#### Items listed in a dataset:
--- BEGIN ---

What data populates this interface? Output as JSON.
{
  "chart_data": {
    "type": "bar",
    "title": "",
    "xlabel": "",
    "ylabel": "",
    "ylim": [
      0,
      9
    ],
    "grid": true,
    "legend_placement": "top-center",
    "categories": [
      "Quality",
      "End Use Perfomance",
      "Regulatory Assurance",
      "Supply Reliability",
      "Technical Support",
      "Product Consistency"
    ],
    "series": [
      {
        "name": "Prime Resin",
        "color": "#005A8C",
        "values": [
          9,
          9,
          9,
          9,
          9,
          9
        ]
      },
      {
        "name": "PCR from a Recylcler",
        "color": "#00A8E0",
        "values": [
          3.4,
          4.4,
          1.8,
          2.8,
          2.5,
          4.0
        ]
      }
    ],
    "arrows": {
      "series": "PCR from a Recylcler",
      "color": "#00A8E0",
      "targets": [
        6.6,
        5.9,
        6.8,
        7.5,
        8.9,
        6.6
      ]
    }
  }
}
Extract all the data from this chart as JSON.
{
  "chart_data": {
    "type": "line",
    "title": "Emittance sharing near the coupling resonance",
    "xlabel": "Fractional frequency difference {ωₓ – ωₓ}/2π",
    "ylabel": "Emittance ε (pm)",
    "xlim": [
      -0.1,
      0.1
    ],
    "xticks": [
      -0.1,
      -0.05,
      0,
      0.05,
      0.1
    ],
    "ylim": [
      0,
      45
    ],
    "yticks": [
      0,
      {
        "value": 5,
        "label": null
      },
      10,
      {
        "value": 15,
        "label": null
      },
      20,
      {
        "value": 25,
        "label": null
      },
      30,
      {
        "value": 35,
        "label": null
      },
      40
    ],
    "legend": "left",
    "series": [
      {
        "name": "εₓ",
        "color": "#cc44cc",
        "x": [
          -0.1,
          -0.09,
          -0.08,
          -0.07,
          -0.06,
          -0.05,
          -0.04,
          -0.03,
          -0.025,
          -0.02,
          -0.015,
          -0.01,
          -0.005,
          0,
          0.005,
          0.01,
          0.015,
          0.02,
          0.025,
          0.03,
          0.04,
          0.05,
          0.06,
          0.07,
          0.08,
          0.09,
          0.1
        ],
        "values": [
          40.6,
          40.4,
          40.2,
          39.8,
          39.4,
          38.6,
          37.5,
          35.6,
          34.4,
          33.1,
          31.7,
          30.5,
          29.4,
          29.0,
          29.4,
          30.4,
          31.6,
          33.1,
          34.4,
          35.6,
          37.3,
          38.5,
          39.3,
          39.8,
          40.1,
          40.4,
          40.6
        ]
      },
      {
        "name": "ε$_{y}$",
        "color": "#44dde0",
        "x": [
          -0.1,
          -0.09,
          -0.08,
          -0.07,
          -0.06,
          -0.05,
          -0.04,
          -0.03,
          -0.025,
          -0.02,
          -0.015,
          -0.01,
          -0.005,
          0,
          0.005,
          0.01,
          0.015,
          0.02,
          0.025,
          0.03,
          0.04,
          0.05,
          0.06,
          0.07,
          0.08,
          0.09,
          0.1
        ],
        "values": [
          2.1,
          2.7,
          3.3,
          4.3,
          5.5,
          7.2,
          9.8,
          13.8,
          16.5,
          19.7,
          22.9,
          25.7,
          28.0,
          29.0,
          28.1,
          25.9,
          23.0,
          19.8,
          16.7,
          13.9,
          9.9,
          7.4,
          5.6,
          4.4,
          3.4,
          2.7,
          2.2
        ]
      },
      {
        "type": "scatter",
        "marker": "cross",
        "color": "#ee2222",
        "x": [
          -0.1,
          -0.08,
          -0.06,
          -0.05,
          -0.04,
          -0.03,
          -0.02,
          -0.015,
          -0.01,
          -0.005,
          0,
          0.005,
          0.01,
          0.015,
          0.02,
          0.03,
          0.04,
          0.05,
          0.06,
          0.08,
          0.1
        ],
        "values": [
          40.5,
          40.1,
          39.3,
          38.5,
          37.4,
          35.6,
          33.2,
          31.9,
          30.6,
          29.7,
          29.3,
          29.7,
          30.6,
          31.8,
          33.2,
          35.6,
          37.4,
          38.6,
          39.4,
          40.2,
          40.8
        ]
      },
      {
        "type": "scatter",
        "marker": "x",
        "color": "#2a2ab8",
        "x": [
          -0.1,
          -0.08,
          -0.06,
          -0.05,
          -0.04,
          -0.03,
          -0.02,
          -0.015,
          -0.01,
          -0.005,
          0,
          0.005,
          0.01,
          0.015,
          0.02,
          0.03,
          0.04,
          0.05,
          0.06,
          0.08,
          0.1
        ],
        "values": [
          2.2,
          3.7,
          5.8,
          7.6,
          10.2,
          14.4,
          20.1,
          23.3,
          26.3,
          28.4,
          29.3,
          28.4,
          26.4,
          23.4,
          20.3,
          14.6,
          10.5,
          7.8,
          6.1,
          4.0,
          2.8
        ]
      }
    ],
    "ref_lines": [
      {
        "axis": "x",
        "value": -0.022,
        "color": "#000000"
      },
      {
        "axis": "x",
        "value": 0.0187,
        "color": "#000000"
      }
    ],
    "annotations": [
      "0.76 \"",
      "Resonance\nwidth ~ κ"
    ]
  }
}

--- END ---

#### TASK STATEMENT:
Recite the full listing above exactly.

#### TASK ANSWER:
What data populates this interface? Output as JSON.
{
  "chart_data": {
    "type": "bar",
    "title": "",
    "xlabel": "",
    "ylabel": "",
    "ylim": [
      0,
      9
    ],
    "grid": true,
    "legend_placement": "top-center",
    "categories": [
      "Quality",
      "End Use Perfomance",
      "Regulatory Assurance",
      "Supply Reliability",
      "Technical Support",
      "Product Consistency"
    ],
    "series": [
      {
        "name": "Prime Resin",
        "color": "#005A8C",
        "values": [
          9,
          9,
          9,
          9,
          9,
          9
        ]
      },
      {
        "name": "PCR from a Recylcler",
        "color": "#00A8E0",
        "values": [
          3.4,
          4.4,
          1.8,
          2.8,
          2.5,
          4.0
        ]
      }
    ],
    "arrows": {
      "series": "PCR from a Recylcler",
      "color": "#00A8E0",
      "targets": [
        6.6,
        5.9,
        6.8,
        7.5,
        8.9,
        6.6
      ]
    }
  }
}
Extract all the data from this chart as JSON.
{
  "chart_data": {
    "type": "line",
    "title": "Emittance sharing near the coupling resonance",
    "xlabel": "Fractional frequency difference {ωₓ – ωₓ}/2π",
    "ylabel": "Emittance ε (pm)",
    "xlim": [
      -0.1,
      0.1
    ],
    "xticks": [
      -0.1,
      -0.05,
      0,
      0.05,
      0.1
    ],
    "ylim": [
      0,
      45
    ],
    "yticks": [
      0,
      {
        "value": 5,
        "label": null
      },
      10,
      {
        "value": 15,
        "label": null
      },
      20,
      {
        "value": 25,
        "label": null
      },
      30,
      {
        "value": 35,
        "label": null
      },
      40
    ],
    "legend": "left",
    "series": [
      {
        "name": "εₓ",
        "color": "#cc44cc",
        "x": [
          -0.1,
          -0.09,
          -0.08,
          -0.07,
          -0.06,
          -0.05,
          -0.04,
          -0.03,
          -0.025,
          -0.02,
          -0.015,
          -0.01,
          -0.005,
          0,
          0.005,
          0.01,
          0.015,
          0.02,
          0.025,
          0.03,
          0.04,
          0.05,
          0.06,
          0.07,
          0.08,
          0.09,
          0.1
        ],
        "values": [
          40.6,
          40.4,
          40.2,
          39.8,
          39.4,
          38.6,
          37.5,
          35.6,
          34.4,
          33.1,
          31.7,
          30.5,
          29.4,
          29.0,
          29.4,
          30.4,
          31.6,
          33.1,
          34.4,
          35.6,
          37.3,
          38.5,
          39.3,
          39.8,
          40.1,
          40.4,
          40.6
        ]
      },
      {
        "name": "ε$_{y}$",
        "color": "#44dde0",
        "x": [
          -0.1,
          -0.09,
          -0.08,
          -0.07,
          -0.06,
          -0.05,
          -0.04,
          -0.03,
          -0.025,
          -0.02,
          -0.015,
          -0.01,
          -0.005,
          0,
          0.005,
          0.01,
          0.015,
          0.02,
          0.025,
          0.03,
          0.04,
          0.05,
          0.06,
          0.07,
          0.08,
          0.09,
          0.1
        ],
        "values": [
          2.1,
          2.7,
          3.3,
          4.3,
          5.5,
          7.2,
          9.8,
          13.8,
          16.5,
          19.7,
          22.9,
          25.7,
          28.0,
          29.0,
          28.1,
          25.9,
          23.0,
          19.8,
          16.7,
          13.9,
          9.9,
          7.4,
          5.6,
          4.4,
          3.4,
          2.7,
          2.2
        ]
      },
      {
        "type": "scatter",
        "marker": "cross",
        "color": "#ee2222",
        "x": [
          -0.1,
          -0.08,
          -0.06,
          -0.05,
          -0.04,
          -0.03,
          -0.02,
          -0.015,
          -0.01,
          -0.005,
          0,
          0.005,
          0.01,
          0.015,
          0.02,
          0.03,
          0.04,
          0.05,
          0.06,
          0.08,
          0.1
        ],
        "values": [
          40.5,
          40.1,
          39.3,
          38.5,
          37.4,
          35.6,
          33.2,
          31.9,
          30.6,
          29.7,
          29.3,
          29.7,
          30.6,
          31.8,
          33.2,
          35.6,
          37.4,
          38.6,
          39.4,
          40.2,
          40.8
        ]
      },
      {
        "type": "scatter",
        "marker": "x",
        "color": "#2a2ab8",
        "x": [
          -0.1,
          -0.08,
          -0.06,
          -0.05,
          -0.04,
          -0.03,
          -0.02,
          -0.015,
          -0.01,
          -0.005,
          0,
          0.005,
          0.01,
          0.015,
          0.02,
          0.03,
          0.04,
          0.05,
          0.06,
          0.08,
          0.1
        ],
        "values": [
          2.2,
          3.7,
          5.8,
          7.6,
          10.2,
          14.4,
          20.1,
          23.3,
          26.3,
          28.4,
          29.3,
          28.4,
          26.4,
          23.4,
          20.3,
          14.6,
          10.5,
          7.8,
          6.1,
          4.0,
          2.8
        ]
      }
    ],
    "ref_lines": [
      {
        "axis": "x",
        "value": -0.022,
        "color": "#000000"
      },
      {
        "axis": "x",
        "value": 0.0187,
        "color": "#000000"
      }
    ],
    "annotations": [
      "0.76 \"",
      "Resonance\nwidth ~ κ"
    ]
  }
}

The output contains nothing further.